Set problem
Only lines with the string "menu" matter here; gather them from the material below.

Data entries
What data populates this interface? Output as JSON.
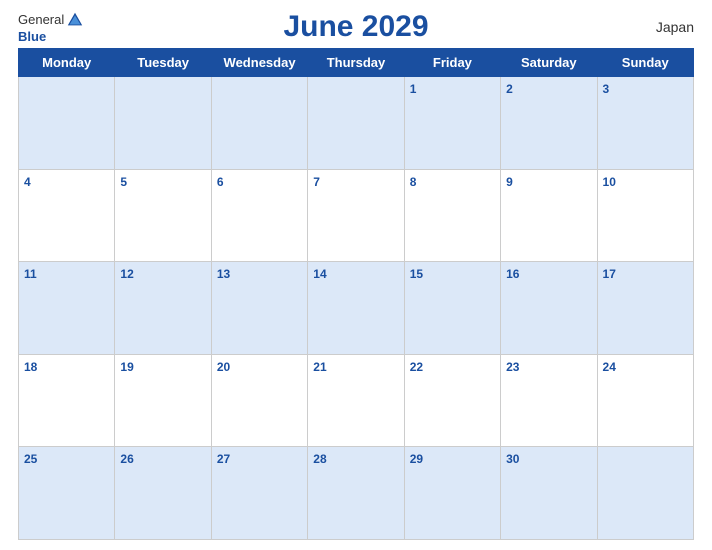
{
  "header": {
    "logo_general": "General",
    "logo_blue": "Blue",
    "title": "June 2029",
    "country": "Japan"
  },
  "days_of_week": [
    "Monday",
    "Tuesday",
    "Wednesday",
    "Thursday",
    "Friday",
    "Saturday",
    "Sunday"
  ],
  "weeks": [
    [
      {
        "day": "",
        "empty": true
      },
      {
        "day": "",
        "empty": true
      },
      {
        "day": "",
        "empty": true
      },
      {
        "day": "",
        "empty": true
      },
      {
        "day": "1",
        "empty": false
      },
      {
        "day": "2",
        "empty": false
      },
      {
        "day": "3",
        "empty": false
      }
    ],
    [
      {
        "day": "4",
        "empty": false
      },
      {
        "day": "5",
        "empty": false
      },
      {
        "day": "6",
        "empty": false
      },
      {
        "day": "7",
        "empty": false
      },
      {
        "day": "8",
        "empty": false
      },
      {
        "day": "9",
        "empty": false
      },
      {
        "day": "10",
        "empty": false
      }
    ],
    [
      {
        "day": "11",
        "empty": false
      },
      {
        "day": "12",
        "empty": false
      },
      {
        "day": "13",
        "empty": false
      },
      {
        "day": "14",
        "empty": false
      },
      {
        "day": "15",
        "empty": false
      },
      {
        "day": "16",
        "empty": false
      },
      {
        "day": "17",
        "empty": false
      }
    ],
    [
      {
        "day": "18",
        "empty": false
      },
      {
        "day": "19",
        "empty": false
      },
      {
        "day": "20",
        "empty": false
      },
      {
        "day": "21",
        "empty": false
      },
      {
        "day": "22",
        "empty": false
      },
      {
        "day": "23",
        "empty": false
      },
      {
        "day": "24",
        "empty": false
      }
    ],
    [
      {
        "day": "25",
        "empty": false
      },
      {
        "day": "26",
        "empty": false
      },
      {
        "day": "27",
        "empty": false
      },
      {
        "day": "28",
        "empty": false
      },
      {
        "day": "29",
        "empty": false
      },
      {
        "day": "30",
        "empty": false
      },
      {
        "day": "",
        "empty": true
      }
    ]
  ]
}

* * *

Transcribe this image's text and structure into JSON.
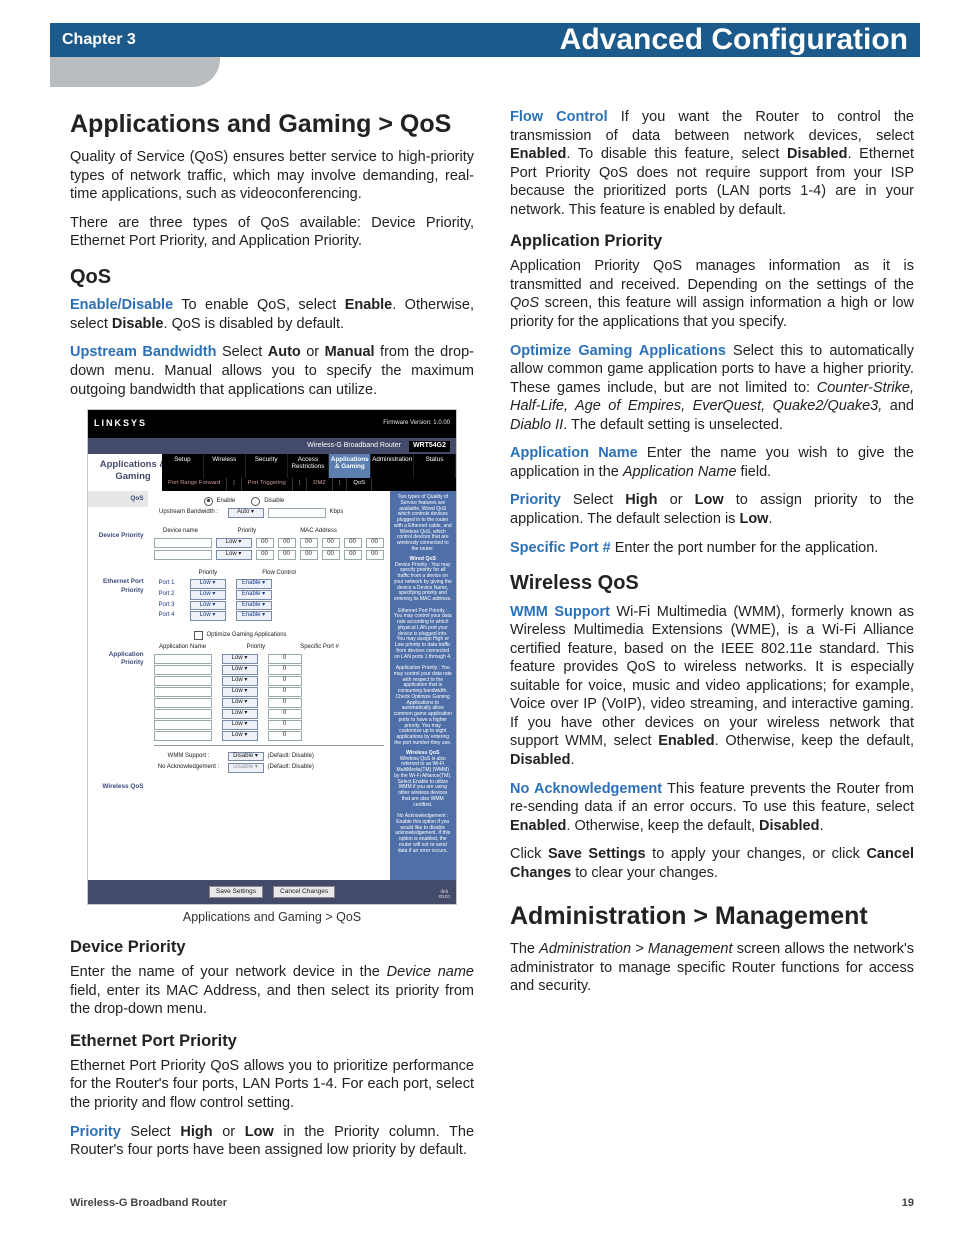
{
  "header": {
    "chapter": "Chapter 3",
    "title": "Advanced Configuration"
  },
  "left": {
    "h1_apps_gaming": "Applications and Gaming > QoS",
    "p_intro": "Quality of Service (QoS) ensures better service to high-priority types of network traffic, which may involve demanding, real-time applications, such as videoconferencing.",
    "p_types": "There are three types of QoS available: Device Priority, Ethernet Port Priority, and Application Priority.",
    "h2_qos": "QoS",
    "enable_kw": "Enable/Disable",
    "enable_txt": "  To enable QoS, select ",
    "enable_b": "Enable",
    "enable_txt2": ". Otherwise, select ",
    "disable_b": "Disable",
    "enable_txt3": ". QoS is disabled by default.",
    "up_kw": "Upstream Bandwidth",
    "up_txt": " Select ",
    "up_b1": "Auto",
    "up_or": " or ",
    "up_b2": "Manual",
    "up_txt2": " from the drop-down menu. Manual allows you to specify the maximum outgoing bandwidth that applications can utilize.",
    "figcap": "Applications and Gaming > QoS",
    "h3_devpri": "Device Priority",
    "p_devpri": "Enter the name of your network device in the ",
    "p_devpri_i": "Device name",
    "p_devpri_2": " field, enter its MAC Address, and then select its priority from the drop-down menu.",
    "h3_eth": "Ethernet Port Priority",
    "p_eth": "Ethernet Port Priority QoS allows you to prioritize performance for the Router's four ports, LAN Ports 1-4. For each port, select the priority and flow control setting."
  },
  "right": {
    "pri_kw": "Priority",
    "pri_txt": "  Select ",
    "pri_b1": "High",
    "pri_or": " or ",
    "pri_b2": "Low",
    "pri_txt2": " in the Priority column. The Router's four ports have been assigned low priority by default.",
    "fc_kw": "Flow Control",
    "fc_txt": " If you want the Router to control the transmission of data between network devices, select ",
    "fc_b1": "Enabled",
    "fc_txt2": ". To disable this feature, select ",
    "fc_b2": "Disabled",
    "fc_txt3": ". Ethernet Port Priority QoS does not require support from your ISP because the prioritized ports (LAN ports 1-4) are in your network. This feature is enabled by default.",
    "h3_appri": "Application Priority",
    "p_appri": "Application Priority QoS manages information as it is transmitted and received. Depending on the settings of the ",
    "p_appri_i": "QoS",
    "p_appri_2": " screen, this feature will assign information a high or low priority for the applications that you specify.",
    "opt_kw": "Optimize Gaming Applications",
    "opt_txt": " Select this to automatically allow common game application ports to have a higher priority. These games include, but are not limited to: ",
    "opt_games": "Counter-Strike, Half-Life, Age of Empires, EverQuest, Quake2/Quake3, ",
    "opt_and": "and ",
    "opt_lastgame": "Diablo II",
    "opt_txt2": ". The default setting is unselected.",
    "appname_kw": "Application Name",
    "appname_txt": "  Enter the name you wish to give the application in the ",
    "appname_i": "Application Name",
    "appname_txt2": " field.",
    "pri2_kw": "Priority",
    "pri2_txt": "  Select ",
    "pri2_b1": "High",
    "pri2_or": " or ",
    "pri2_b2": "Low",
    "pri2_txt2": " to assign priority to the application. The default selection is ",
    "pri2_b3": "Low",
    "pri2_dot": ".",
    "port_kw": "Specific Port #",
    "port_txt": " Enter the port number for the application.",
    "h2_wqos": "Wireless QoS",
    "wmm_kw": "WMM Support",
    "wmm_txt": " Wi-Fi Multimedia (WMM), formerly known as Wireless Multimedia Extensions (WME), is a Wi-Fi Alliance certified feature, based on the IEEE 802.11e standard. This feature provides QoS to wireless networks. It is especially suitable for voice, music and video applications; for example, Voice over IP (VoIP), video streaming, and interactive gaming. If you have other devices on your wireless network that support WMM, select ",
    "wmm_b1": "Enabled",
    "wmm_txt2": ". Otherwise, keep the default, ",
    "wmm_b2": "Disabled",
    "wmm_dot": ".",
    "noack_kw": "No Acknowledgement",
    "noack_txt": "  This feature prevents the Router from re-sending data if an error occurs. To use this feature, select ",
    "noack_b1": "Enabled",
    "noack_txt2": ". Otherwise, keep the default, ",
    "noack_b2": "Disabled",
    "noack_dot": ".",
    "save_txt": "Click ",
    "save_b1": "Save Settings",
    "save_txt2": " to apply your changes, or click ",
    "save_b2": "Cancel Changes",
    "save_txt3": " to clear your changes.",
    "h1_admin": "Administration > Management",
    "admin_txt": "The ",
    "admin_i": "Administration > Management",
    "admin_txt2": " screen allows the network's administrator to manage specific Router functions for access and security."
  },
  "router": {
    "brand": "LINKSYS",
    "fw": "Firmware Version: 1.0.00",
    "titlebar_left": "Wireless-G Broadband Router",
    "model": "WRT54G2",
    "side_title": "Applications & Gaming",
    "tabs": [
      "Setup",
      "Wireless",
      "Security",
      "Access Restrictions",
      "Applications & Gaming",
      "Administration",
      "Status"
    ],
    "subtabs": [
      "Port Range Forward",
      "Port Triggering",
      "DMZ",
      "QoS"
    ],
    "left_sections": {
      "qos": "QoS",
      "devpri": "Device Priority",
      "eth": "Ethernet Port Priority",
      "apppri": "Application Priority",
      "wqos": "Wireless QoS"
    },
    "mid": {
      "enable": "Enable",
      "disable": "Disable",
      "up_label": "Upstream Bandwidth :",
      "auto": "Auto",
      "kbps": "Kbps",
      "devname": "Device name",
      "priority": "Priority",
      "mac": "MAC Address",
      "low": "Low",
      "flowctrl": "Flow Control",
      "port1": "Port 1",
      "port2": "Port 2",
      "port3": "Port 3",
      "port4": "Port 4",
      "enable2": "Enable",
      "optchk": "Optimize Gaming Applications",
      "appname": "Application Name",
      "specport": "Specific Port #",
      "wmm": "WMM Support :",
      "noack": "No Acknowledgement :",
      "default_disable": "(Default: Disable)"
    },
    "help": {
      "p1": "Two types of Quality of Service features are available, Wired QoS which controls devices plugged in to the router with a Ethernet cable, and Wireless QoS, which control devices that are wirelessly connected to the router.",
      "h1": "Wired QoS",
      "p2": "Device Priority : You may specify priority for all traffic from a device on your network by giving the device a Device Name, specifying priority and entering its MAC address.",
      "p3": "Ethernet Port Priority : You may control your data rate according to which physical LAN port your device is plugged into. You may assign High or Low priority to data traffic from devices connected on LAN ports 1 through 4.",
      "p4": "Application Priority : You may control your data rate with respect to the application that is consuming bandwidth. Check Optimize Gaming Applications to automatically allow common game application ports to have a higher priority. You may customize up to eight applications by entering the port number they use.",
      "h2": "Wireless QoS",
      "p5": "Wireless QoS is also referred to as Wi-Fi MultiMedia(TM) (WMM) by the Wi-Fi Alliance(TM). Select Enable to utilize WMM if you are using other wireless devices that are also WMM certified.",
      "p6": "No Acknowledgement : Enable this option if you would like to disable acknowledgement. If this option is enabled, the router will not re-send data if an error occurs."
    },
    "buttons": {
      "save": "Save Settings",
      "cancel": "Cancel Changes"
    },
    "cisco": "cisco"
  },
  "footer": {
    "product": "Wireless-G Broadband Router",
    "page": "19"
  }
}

Written solution
    "up_txt2": " from the drop-down menu. Manual allows you to specify the maximum outgoing bandwidth that applications can utilize.",
    "p_devpri_2": " field, enter its MAC Address, and then select its priority from the drop-down menu.",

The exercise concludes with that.